Stored data entries:
▬▬▬▬▬▬
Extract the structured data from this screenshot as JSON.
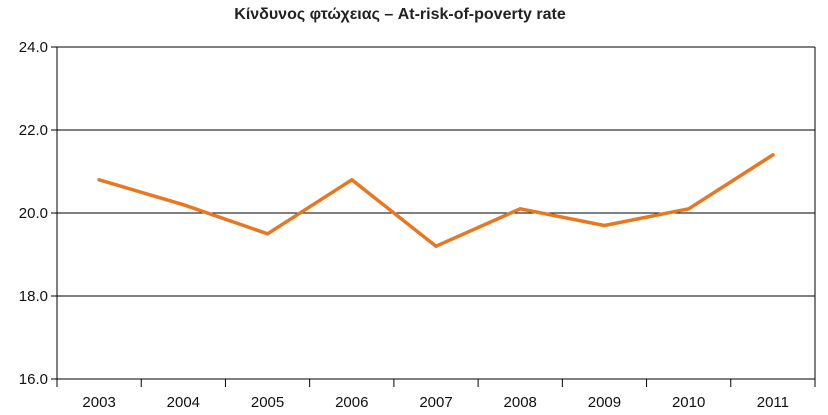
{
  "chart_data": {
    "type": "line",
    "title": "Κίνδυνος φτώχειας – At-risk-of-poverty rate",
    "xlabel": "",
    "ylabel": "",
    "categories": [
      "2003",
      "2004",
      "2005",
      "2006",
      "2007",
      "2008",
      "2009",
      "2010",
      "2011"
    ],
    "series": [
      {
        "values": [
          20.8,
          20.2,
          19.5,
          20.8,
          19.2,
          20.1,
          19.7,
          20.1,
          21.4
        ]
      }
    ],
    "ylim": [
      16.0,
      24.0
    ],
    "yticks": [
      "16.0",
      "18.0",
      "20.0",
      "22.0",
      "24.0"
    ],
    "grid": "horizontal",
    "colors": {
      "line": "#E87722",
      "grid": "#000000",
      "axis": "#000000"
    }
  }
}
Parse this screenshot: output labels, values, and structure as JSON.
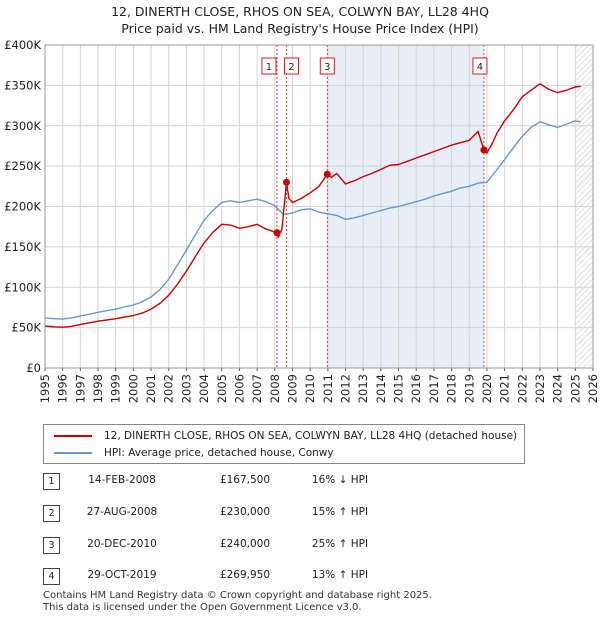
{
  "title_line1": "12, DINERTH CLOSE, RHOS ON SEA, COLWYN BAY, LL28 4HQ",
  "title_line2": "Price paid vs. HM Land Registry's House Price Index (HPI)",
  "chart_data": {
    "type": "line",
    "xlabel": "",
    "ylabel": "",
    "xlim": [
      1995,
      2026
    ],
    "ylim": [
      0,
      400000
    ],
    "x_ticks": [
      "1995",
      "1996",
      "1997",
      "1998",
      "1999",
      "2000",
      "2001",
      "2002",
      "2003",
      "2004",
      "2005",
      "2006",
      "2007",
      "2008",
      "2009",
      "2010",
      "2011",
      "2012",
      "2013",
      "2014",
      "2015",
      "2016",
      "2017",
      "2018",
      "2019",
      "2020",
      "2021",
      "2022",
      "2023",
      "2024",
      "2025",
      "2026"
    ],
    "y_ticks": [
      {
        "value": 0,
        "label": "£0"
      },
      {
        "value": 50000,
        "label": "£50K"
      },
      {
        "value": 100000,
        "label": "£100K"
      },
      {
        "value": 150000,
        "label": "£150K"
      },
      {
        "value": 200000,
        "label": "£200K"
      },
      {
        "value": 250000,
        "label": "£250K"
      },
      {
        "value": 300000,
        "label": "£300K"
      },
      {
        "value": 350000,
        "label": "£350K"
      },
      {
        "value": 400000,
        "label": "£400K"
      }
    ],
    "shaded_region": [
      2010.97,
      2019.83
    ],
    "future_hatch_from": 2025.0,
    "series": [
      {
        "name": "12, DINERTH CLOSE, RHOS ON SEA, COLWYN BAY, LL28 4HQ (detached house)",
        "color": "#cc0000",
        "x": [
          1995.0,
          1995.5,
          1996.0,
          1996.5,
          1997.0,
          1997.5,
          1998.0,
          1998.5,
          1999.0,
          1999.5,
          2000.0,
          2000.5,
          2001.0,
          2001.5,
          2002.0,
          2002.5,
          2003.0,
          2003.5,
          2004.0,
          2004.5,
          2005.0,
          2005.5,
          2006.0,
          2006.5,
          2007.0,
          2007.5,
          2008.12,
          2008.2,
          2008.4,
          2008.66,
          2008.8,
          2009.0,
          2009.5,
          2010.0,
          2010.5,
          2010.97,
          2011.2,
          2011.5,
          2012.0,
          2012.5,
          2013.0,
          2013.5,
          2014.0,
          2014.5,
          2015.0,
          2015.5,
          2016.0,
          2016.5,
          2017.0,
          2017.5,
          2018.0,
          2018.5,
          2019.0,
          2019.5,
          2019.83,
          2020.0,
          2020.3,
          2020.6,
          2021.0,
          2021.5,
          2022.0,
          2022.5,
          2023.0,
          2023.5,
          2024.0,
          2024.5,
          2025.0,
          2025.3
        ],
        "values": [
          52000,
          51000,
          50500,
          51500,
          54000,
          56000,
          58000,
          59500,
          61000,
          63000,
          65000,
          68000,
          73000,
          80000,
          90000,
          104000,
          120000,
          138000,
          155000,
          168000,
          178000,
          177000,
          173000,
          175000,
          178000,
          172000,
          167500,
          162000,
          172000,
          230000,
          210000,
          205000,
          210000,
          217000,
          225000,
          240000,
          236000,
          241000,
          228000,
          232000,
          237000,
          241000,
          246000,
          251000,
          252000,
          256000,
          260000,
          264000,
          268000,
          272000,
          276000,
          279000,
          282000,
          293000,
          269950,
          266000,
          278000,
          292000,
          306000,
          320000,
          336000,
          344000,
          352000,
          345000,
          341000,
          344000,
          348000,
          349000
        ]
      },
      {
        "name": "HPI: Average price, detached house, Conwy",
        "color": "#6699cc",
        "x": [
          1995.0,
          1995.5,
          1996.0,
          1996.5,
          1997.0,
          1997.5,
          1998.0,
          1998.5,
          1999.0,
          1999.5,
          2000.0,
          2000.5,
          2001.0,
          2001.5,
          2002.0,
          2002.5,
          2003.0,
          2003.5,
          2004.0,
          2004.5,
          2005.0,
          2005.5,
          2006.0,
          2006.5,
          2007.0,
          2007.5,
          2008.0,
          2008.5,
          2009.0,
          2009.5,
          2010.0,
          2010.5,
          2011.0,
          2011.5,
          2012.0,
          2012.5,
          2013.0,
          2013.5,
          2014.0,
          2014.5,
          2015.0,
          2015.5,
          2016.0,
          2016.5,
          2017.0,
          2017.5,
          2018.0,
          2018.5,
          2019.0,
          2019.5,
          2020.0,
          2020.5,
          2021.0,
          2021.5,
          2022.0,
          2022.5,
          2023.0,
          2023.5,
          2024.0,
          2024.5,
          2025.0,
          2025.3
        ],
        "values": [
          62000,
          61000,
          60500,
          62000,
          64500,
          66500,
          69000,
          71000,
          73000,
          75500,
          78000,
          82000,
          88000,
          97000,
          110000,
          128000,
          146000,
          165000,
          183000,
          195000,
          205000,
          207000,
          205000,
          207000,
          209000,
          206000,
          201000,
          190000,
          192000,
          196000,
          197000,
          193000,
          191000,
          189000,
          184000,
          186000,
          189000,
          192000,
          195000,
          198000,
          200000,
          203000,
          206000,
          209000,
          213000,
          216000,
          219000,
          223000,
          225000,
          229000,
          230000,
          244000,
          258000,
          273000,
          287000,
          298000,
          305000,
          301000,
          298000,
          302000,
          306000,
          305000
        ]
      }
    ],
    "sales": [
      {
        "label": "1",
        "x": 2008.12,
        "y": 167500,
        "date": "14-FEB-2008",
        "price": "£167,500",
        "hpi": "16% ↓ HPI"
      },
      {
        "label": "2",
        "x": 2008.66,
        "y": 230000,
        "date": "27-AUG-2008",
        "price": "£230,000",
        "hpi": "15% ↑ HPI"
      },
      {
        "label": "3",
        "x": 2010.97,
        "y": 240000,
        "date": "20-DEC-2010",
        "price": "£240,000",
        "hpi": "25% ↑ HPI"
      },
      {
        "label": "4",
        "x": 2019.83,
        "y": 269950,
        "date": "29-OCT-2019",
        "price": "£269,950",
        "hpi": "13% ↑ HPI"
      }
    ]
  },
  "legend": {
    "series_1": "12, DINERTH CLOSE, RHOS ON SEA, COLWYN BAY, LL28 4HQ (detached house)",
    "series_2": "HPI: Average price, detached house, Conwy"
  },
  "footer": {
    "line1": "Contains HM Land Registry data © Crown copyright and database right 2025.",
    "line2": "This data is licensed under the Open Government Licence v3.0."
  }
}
▬▬▬▬▬▬
- **Given instruction**: Quote each record exactly as it stands, minus the pictures.

- **Response for this exercise**:
Extract the structured data from this screenshot as JSON.
{
  "chart_data": {
    "type": "line",
    "title": "Κίνδυνος φτώχειας – At-risk-of-poverty rate",
    "xlabel": "",
    "ylabel": "",
    "categories": [
      "2003",
      "2004",
      "2005",
      "2006",
      "2007",
      "2008",
      "2009",
      "2010",
      "2011"
    ],
    "series": [
      {
        "values": [
          20.8,
          20.2,
          19.5,
          20.8,
          19.2,
          20.1,
          19.7,
          20.1,
          21.4
        ]
      }
    ],
    "ylim": [
      16.0,
      24.0
    ],
    "yticks": [
      "16.0",
      "18.0",
      "20.0",
      "22.0",
      "24.0"
    ],
    "grid": "horizontal",
    "colors": {
      "line": "#E87722",
      "grid": "#000000",
      "axis": "#000000"
    }
  }
}
Parse this screenshot: output labels, values, and structure as JSON.
{
  "title_line1": "12, DINERTH CLOSE, RHOS ON SEA, COLWYN BAY, LL28 4HQ",
  "title_line2": "Price paid vs. HM Land Registry's House Price Index (HPI)",
  "chart_data": {
    "type": "line",
    "xlabel": "",
    "ylabel": "",
    "xlim": [
      1995,
      2026
    ],
    "ylim": [
      0,
      400000
    ],
    "x_ticks": [
      "1995",
      "1996",
      "1997",
      "1998",
      "1999",
      "2000",
      "2001",
      "2002",
      "2003",
      "2004",
      "2005",
      "2006",
      "2007",
      "2008",
      "2009",
      "2010",
      "2011",
      "2012",
      "2013",
      "2014",
      "2015",
      "2016",
      "2017",
      "2018",
      "2019",
      "2020",
      "2021",
      "2022",
      "2023",
      "2024",
      "2025",
      "2026"
    ],
    "y_ticks": [
      {
        "value": 0,
        "label": "£0"
      },
      {
        "value": 50000,
        "label": "£50K"
      },
      {
        "value": 100000,
        "label": "£100K"
      },
      {
        "value": 150000,
        "label": "£150K"
      },
      {
        "value": 200000,
        "label": "£200K"
      },
      {
        "value": 250000,
        "label": "£250K"
      },
      {
        "value": 300000,
        "label": "£300K"
      },
      {
        "value": 350000,
        "label": "£350K"
      },
      {
        "value": 400000,
        "label": "£400K"
      }
    ],
    "shaded_region": [
      2010.97,
      2019.83
    ],
    "future_hatch_from": 2025.0,
    "series": [
      {
        "name": "12, DINERTH CLOSE, RHOS ON SEA, COLWYN BAY, LL28 4HQ (detached house)",
        "color": "#cc0000",
        "x": [
          1995.0,
          1995.5,
          1996.0,
          1996.5,
          1997.0,
          1997.5,
          1998.0,
          1998.5,
          1999.0,
          1999.5,
          2000.0,
          2000.5,
          2001.0,
          2001.5,
          2002.0,
          2002.5,
          2003.0,
          2003.5,
          2004.0,
          2004.5,
          2005.0,
          2005.5,
          2006.0,
          2006.5,
          2007.0,
          2007.5,
          2008.12,
          2008.2,
          2008.4,
          2008.66,
          2008.8,
          2009.0,
          2009.5,
          2010.0,
          2010.5,
          2010.97,
          2011.2,
          2011.5,
          2012.0,
          2012.5,
          2013.0,
          2013.5,
          2014.0,
          2014.5,
          2015.0,
          2015.5,
          2016.0,
          2016.5,
          2017.0,
          2017.5,
          2018.0,
          2018.5,
          2019.0,
          2019.5,
          2019.83,
          2020.0,
          2020.3,
          2020.6,
          2021.0,
          2021.5,
          2022.0,
          2022.5,
          2023.0,
          2023.5,
          2024.0,
          2024.5,
          2025.0,
          2025.3
        ],
        "values": [
          52000,
          51000,
          50500,
          51500,
          54000,
          56000,
          58000,
          59500,
          61000,
          63000,
          65000,
          68000,
          73000,
          80000,
          90000,
          104000,
          120000,
          138000,
          155000,
          168000,
          178000,
          177000,
          173000,
          175000,
          178000,
          172000,
          167500,
          162000,
          172000,
          230000,
          210000,
          205000,
          210000,
          217000,
          225000,
          240000,
          236000,
          241000,
          228000,
          232000,
          237000,
          241000,
          246000,
          251000,
          252000,
          256000,
          260000,
          264000,
          268000,
          272000,
          276000,
          279000,
          282000,
          293000,
          269950,
          266000,
          278000,
          292000,
          306000,
          320000,
          336000,
          344000,
          352000,
          345000,
          341000,
          344000,
          348000,
          349000
        ]
      },
      {
        "name": "HPI: Average price, detached house, Conwy",
        "color": "#6699cc",
        "x": [
          1995.0,
          1995.5,
          1996.0,
          1996.5,
          1997.0,
          1997.5,
          1998.0,
          1998.5,
          1999.0,
          1999.5,
          2000.0,
          2000.5,
          2001.0,
          2001.5,
          2002.0,
          2002.5,
          2003.0,
          2003.5,
          2004.0,
          2004.5,
          2005.0,
          2005.5,
          2006.0,
          2006.5,
          2007.0,
          2007.5,
          2008.0,
          2008.5,
          2009.0,
          2009.5,
          2010.0,
          2010.5,
          2011.0,
          2011.5,
          2012.0,
          2012.5,
          2013.0,
          2013.5,
          2014.0,
          2014.5,
          2015.0,
          2015.5,
          2016.0,
          2016.5,
          2017.0,
          2017.5,
          2018.0,
          2018.5,
          2019.0,
          2019.5,
          2020.0,
          2020.5,
          2021.0,
          2021.5,
          2022.0,
          2022.5,
          2023.0,
          2023.5,
          2024.0,
          2024.5,
          2025.0,
          2025.3
        ],
        "values": [
          62000,
          61000,
          60500,
          62000,
          64500,
          66500,
          69000,
          71000,
          73000,
          75500,
          78000,
          82000,
          88000,
          97000,
          110000,
          128000,
          146000,
          165000,
          183000,
          195000,
          205000,
          207000,
          205000,
          207000,
          209000,
          206000,
          201000,
          190000,
          192000,
          196000,
          197000,
          193000,
          191000,
          189000,
          184000,
          186000,
          189000,
          192000,
          195000,
          198000,
          200000,
          203000,
          206000,
          209000,
          213000,
          216000,
          219000,
          223000,
          225000,
          229000,
          230000,
          244000,
          258000,
          273000,
          287000,
          298000,
          305000,
          301000,
          298000,
          302000,
          306000,
          305000
        ]
      }
    ],
    "sales": [
      {
        "label": "1",
        "x": 2008.12,
        "y": 167500,
        "date": "14-FEB-2008",
        "price": "£167,500",
        "hpi": "16% ↓ HPI"
      },
      {
        "label": "2",
        "x": 2008.66,
        "y": 230000,
        "date": "27-AUG-2008",
        "price": "£230,000",
        "hpi": "15% ↑ HPI"
      },
      {
        "label": "3",
        "x": 2010.97,
        "y": 240000,
        "date": "20-DEC-2010",
        "price": "£240,000",
        "hpi": "25% ↑ HPI"
      },
      {
        "label": "4",
        "x": 2019.83,
        "y": 269950,
        "date": "29-OCT-2019",
        "price": "£269,950",
        "hpi": "13% ↑ HPI"
      }
    ]
  },
  "legend": {
    "series_1": "12, DINERTH CLOSE, RHOS ON SEA, COLWYN BAY, LL28 4HQ (detached house)",
    "series_2": "HPI: Average price, detached house, Conwy"
  },
  "footer": {
    "line1": "Contains HM Land Registry data © Crown copyright and database right 2025.",
    "line2": "This data is licensed under the Open Government Licence v3.0."
  }
}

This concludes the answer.